### Aim:
Locate the lines where "Today" occurs and copy them as they stand.

>> START Extracted entries

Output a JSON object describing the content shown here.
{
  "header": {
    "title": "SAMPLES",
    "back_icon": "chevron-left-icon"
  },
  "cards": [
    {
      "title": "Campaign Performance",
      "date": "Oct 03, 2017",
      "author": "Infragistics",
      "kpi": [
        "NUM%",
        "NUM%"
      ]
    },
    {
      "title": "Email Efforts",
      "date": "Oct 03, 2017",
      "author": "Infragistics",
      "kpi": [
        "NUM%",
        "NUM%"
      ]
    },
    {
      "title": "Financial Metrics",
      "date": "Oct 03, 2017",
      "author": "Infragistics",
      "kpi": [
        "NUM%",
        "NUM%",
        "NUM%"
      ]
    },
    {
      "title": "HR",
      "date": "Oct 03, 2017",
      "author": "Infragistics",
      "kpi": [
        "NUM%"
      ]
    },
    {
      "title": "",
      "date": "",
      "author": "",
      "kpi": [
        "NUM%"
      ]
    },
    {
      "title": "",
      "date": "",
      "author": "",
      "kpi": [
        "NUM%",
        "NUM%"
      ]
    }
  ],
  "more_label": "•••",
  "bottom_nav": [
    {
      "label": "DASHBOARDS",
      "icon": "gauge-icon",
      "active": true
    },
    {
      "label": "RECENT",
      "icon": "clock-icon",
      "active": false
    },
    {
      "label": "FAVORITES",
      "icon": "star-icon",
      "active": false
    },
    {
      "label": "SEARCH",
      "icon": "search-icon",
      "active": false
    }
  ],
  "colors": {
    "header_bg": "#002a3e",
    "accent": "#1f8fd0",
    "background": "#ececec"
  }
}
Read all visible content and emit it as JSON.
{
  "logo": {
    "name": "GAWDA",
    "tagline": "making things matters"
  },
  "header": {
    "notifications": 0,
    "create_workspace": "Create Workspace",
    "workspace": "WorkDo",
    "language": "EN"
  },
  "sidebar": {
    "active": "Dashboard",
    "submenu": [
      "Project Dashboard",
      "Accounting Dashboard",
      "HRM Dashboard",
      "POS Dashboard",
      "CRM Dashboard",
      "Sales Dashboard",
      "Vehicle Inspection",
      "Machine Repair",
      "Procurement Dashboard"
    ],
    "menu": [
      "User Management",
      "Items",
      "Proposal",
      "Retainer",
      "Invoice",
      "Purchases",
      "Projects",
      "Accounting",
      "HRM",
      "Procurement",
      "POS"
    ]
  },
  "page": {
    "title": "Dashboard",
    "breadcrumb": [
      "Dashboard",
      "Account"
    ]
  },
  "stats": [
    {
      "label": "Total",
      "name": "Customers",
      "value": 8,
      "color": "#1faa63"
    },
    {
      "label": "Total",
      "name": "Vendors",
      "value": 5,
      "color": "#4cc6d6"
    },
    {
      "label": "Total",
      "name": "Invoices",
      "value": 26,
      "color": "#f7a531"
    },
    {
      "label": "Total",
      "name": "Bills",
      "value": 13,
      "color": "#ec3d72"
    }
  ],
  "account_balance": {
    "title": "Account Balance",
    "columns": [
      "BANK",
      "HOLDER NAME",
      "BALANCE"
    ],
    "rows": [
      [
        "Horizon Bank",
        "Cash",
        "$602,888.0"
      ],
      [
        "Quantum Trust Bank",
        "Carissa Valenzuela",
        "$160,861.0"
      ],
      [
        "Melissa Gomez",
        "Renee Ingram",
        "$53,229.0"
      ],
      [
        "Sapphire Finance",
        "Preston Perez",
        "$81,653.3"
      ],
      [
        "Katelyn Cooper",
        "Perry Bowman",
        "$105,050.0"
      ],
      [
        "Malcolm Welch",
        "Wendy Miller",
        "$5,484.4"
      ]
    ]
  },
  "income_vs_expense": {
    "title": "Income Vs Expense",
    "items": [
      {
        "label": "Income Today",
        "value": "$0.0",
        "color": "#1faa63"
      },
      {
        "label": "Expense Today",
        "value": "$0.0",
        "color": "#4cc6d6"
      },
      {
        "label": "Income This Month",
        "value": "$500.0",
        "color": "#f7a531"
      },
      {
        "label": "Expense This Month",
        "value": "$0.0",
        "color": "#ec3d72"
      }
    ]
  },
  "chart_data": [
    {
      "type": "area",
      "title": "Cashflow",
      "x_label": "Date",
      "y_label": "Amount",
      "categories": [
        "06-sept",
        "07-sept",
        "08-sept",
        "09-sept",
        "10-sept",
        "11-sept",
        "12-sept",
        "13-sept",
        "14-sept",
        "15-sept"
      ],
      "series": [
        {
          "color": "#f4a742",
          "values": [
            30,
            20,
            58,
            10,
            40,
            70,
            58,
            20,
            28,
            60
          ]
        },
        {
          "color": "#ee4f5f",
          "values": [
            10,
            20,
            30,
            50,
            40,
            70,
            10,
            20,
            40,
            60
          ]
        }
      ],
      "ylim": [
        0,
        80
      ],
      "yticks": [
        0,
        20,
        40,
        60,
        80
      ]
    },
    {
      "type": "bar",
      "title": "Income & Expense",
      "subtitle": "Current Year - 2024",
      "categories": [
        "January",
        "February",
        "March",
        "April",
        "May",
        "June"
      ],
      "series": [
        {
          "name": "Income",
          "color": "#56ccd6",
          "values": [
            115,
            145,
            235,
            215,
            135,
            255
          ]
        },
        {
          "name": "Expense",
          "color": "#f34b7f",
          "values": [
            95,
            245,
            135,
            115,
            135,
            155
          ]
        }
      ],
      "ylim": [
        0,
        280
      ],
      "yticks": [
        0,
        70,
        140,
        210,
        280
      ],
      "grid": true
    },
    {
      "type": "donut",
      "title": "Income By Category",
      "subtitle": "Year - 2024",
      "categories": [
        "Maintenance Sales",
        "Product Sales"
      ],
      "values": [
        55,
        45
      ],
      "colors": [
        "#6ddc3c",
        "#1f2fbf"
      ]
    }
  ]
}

>> END Extracted entries

### Solution to this exercise:
        "label": "Income Today",
        "label": "Expense Today",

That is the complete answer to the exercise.